● Stated exercise
Under this task are some entries; return every one of them exactly.

[Begin]

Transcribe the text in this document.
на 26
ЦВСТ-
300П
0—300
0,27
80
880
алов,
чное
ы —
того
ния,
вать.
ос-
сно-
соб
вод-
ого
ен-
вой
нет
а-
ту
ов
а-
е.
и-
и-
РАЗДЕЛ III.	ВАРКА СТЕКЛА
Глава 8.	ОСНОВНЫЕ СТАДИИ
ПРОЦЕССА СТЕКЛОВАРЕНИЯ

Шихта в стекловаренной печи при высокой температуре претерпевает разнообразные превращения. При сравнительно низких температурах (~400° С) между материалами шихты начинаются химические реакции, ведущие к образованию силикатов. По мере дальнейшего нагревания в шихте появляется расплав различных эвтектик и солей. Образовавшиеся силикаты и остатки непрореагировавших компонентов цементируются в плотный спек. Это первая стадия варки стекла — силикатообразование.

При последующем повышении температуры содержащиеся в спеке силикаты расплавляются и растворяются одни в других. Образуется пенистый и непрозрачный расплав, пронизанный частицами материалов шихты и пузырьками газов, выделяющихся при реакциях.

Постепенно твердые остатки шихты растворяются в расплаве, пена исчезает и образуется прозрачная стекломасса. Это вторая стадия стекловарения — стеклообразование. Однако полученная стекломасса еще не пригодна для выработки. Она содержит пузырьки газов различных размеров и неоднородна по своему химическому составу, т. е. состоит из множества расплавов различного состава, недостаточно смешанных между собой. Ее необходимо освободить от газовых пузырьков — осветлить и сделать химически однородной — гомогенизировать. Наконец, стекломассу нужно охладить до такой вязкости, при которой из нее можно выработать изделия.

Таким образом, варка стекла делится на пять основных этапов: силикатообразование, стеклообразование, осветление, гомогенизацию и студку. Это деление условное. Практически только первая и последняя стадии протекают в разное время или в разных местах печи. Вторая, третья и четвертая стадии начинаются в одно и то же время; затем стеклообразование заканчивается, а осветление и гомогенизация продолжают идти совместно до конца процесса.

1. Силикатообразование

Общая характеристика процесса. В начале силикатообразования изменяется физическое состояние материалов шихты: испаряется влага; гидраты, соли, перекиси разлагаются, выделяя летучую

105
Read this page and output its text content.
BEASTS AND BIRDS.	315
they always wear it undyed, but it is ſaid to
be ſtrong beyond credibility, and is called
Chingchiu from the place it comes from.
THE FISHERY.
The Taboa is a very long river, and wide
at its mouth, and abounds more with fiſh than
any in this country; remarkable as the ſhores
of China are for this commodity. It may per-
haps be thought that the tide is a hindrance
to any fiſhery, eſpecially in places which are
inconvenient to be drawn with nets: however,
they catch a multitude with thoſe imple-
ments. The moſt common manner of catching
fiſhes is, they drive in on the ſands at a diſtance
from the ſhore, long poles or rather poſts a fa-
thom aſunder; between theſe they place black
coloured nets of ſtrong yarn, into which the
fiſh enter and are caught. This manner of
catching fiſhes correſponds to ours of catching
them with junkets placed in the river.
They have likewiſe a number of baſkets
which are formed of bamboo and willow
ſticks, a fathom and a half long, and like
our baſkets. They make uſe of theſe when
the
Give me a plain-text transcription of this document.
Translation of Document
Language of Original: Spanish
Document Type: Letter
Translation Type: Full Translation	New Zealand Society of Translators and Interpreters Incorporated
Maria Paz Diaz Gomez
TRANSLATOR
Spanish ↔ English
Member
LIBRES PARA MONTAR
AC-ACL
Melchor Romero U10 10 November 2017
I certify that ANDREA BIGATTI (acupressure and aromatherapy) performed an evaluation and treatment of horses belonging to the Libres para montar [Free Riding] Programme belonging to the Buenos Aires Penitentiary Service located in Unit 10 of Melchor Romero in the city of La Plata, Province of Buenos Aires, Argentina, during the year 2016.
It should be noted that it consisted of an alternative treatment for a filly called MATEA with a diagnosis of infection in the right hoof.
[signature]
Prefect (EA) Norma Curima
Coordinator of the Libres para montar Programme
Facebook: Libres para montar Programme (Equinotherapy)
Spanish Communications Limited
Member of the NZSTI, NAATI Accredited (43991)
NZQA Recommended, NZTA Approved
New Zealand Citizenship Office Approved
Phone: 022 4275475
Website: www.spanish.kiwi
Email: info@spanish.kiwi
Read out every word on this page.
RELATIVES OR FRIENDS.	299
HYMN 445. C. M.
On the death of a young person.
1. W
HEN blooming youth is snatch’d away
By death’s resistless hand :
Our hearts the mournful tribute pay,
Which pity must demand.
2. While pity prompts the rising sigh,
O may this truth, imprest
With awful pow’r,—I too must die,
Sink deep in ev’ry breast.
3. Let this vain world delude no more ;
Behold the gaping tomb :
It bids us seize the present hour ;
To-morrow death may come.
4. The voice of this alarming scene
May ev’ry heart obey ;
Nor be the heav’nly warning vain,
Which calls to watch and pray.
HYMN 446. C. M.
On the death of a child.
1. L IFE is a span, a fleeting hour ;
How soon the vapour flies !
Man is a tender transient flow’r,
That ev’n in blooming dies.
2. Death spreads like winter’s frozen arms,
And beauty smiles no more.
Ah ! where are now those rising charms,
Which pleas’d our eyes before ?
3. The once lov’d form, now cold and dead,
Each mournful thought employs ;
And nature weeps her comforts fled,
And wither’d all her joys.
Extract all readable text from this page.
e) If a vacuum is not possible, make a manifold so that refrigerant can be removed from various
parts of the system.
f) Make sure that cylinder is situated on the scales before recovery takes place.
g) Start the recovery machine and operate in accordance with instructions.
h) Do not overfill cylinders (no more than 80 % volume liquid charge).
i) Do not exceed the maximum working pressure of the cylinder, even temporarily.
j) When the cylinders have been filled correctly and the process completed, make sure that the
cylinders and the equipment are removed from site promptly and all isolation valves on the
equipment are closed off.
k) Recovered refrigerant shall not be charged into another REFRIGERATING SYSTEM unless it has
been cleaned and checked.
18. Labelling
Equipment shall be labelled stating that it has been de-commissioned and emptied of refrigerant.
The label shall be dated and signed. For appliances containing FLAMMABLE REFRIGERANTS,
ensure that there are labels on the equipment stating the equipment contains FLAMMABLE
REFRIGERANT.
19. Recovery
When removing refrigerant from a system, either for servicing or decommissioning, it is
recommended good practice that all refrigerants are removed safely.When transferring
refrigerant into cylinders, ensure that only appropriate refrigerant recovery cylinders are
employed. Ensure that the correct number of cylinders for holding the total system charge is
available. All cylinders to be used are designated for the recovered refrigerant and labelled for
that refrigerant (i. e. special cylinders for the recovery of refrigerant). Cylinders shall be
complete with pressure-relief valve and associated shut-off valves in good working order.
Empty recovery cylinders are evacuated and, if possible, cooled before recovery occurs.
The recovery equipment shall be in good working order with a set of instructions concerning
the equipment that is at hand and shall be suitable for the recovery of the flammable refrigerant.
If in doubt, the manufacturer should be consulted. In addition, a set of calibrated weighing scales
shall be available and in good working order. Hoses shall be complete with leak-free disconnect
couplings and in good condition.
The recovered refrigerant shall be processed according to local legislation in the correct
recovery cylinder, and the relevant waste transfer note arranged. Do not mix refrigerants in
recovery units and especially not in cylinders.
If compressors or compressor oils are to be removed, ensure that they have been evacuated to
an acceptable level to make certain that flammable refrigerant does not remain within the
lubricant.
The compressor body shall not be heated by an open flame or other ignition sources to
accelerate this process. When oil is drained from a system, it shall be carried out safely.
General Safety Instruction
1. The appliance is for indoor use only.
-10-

[End]

● Solution below
Transcribe the text in this document.
на 26
ЦВСТ-
300П
0—300
0,27
80
880
алов,
чное
ы —
того
ния,
вать.
ос-
сно-
соб
вод-
ого
ен-
вой
нет
а-
ту
ов
а-
е.
и-
и-
РАЗДЕЛ III.	ВАРКА СТЕКЛА
Глава 8.	ОСНОВНЫЕ СТАДИИ
ПРОЦЕССА СТЕКЛОВАРЕНИЯ

Шихта в стекловаренной печи при высокой температуре претерпевает разнообразные превращения. При сравнительно низких температурах (~400° С) между материалами шихты начинаются химические реакции, ведущие к образованию силикатов. По мере дальнейшего нагревания в шихте появляется расплав различных эвтектик и солей. Образовавшиеся силикаты и остатки непрореагировавших компонентов цементируются в плотный спек. Это первая стадия варки стекла — силикатообразование.

При последующем повышении температуры содержащиеся в спеке силикаты расплавляются и растворяются одни в других. Образуется пенистый и непрозрачный расплав, пронизанный частицами материалов шихты и пузырьками газов, выделяющихся при реакциях.

Постепенно твердые остатки шихты растворяются в расплаве, пена исчезает и образуется прозрачная стекломасса. Это вторая стадия стекловарения — стеклообразование. Однако полученная стекломасса еще не пригодна для выработки. Она содержит пузырьки газов различных размеров и неоднородна по своему химическому составу, т. е. состоит из множества расплавов различного состава, недостаточно смешанных между собой. Ее необходимо освободить от газовых пузырьков — осветлить и сделать химически однородной — гомогенизировать. Наконец, стекломассу нужно охладить до такой вязкости, при которой из нее можно выработать изделия.

Таким образом, варка стекла делится на пять основных этапов: силикатообразование, стеклообразование, осветление, гомогенизацию и студку. Это деление условное. Практически только первая и последняя стадии протекают в разное время или в разных местах печи. Вторая, третья и четвертая стадии начинаются в одно и то же время; затем стеклообразование заканчивается, а осветление и гомогенизация продолжают идти совместно до конца процесса.

1. Силикатообразование

Общая характеристика процесса. В начале силикатообразования изменяется физическое состояние материалов шихты: испаряется влага; гидраты, соли, перекиси разлагаются, выделяя летучую

105
Read this page and output its text content.
BEASTS AND BIRDS.	315
they always wear it undyed, but it is ſaid to
be ſtrong beyond credibility, and is called
Chingchiu from the place it comes from.
THE FISHERY.
The Taboa is a very long river, and wide
at its mouth, and abounds more with fiſh than
any in this country; remarkable as the ſhores
of China are for this commodity. It may per-
haps be thought that the tide is a hindrance
to any fiſhery, eſpecially in places which are
inconvenient to be drawn with nets: however,
they catch a multitude with thoſe imple-
ments. The moſt common manner of catching
fiſhes is, they drive in on the ſands at a diſtance
from the ſhore, long poles or rather poſts a fa-
thom aſunder; between theſe they place black
coloured nets of ſtrong yarn, into which the
fiſh enter and are caught. This manner of
catching fiſhes correſponds to ours of catching
them with junkets placed in the river.
They have likewiſe a number of baſkets
which are formed of bamboo and willow
ſticks, a fathom and a half long, and like
our baſkets. They make uſe of theſe when
the
Give me a plain-text transcription of this document.
Translation of Document
Language of Original: Spanish
Document Type: Letter
Translation Type: Full Translation	New Zealand Society of Translators and Interpreters Incorporated
Maria Paz Diaz Gomez
TRANSLATOR
Spanish ↔ English
Member
LIBRES PARA MONTAR
AC-ACL
Melchor Romero U10 10 November 2017
I certify that ANDREA BIGATTI (acupressure and aromatherapy) performed an evaluation and treatment of horses belonging to the Libres para montar [Free Riding] Programme belonging to the Buenos Aires Penitentiary Service located in Unit 10 of Melchor Romero in the city of La Plata, Province of Buenos Aires, Argentina, during the year 2016.
It should be noted that it consisted of an alternative treatment for a filly called MATEA with a diagnosis of infection in the right hoof.
[signature]
Prefect (EA) Norma Curima
Coordinator of the Libres para montar Programme
Facebook: Libres para montar Programme (Equinotherapy)
Spanish Communications Limited
Member of the NZSTI, NAATI Accredited (43991)
NZQA Recommended, NZTA Approved
New Zealand Citizenship Office Approved
Phone: 022 4275475
Website: www.spanish.kiwi
Email: info@spanish.kiwi
Read out every word on this page.
RELATIVES OR FRIENDS.	299
HYMN 445. C. M.
On the death of a young person.
1. W
HEN blooming youth is snatch’d away
By death’s resistless hand :
Our hearts the mournful tribute pay,
Which pity must demand.
2. While pity prompts the rising sigh,
O may this truth, imprest
With awful pow’r,—I too must die,
Sink deep in ev’ry breast.
3. Let this vain world delude no more ;
Behold the gaping tomb :
It bids us seize the present hour ;
To-morrow death may come.
4. The voice of this alarming scene
May ev’ry heart obey ;
Nor be the heav’nly warning vain,
Which calls to watch and pray.
HYMN 446. C. M.
On the death of a child.
1. L IFE is a span, a fleeting hour ;
How soon the vapour flies !
Man is a tender transient flow’r,
That ev’n in blooming dies.
2. Death spreads like winter’s frozen arms,
And beauty smiles no more.
Ah ! where are now those rising charms,
Which pleas’d our eyes before ?
3. The once lov’d form, now cold and dead,
Each mournful thought employs ;
And nature weeps her comforts fled,
And wither’d all her joys.
Extract all readable text from this page.
e) If a vacuum is not possible, make a manifold so that refrigerant can be removed from various
parts of the system.
f) Make sure that cylinder is situated on the scales before recovery takes place.
g) Start the recovery machine and operate in accordance with instructions.
h) Do not overfill cylinders (no more than 80 % volume liquid charge).
i) Do not exceed the maximum working pressure of the cylinder, even temporarily.
j) When the cylinders have been filled correctly and the process completed, make sure that the
cylinders and the equipment are removed from site promptly and all isolation valves on the
equipment are closed off.
k) Recovered refrigerant shall not be charged into another REFRIGERATING SYSTEM unless it has
been cleaned and checked.
18. Labelling
Equipment shall be labelled stating that it has been de-commissioned and emptied of refrigerant.
The label shall be dated and signed. For appliances containing FLAMMABLE REFRIGERANTS,
ensure that there are labels on the equipment stating the equipment contains FLAMMABLE
REFRIGERANT.
19. Recovery
When removing refrigerant from a system, either for servicing or decommissioning, it is
recommended good practice that all refrigerants are removed safely.When transferring
refrigerant into cylinders, ensure that only appropriate refrigerant recovery cylinders are
employed. Ensure that the correct number of cylinders for holding the total system charge is
available. All cylinders to be used are designated for the recovered refrigerant and labelled for
that refrigerant (i. e. special cylinders for the recovery of refrigerant). Cylinders shall be
complete with pressure-relief valve and associated shut-off valves in good working order.
Empty recovery cylinders are evacuated and, if possible, cooled before recovery occurs.
The recovery equipment shall be in good working order with a set of instructions concerning
the equipment that is at hand and shall be suitable for the recovery of the flammable refrigerant.
If in doubt, the manufacturer should be consulted. In addition, a set of calibrated weighing scales
shall be available and in good working order. Hoses shall be complete with leak-free disconnect
couplings and in good condition.
The recovered refrigerant shall be processed according to local legislation in the correct
recovery cylinder, and the relevant waste transfer note arranged. Do not mix refrigerants in
recovery units and especially not in cylinders.
If compressors or compressor oils are to be removed, ensure that they have been evacuated to
an acceptable level to make certain that flammable refrigerant does not remain within the
lubricant.
The compressor body shall not be heated by an open flame or other ignition sources to
accelerate this process. When oil is drained from a system, it shall be carried out safely.
General Safety Instruction
1. The appliance is for indoor use only.
-10-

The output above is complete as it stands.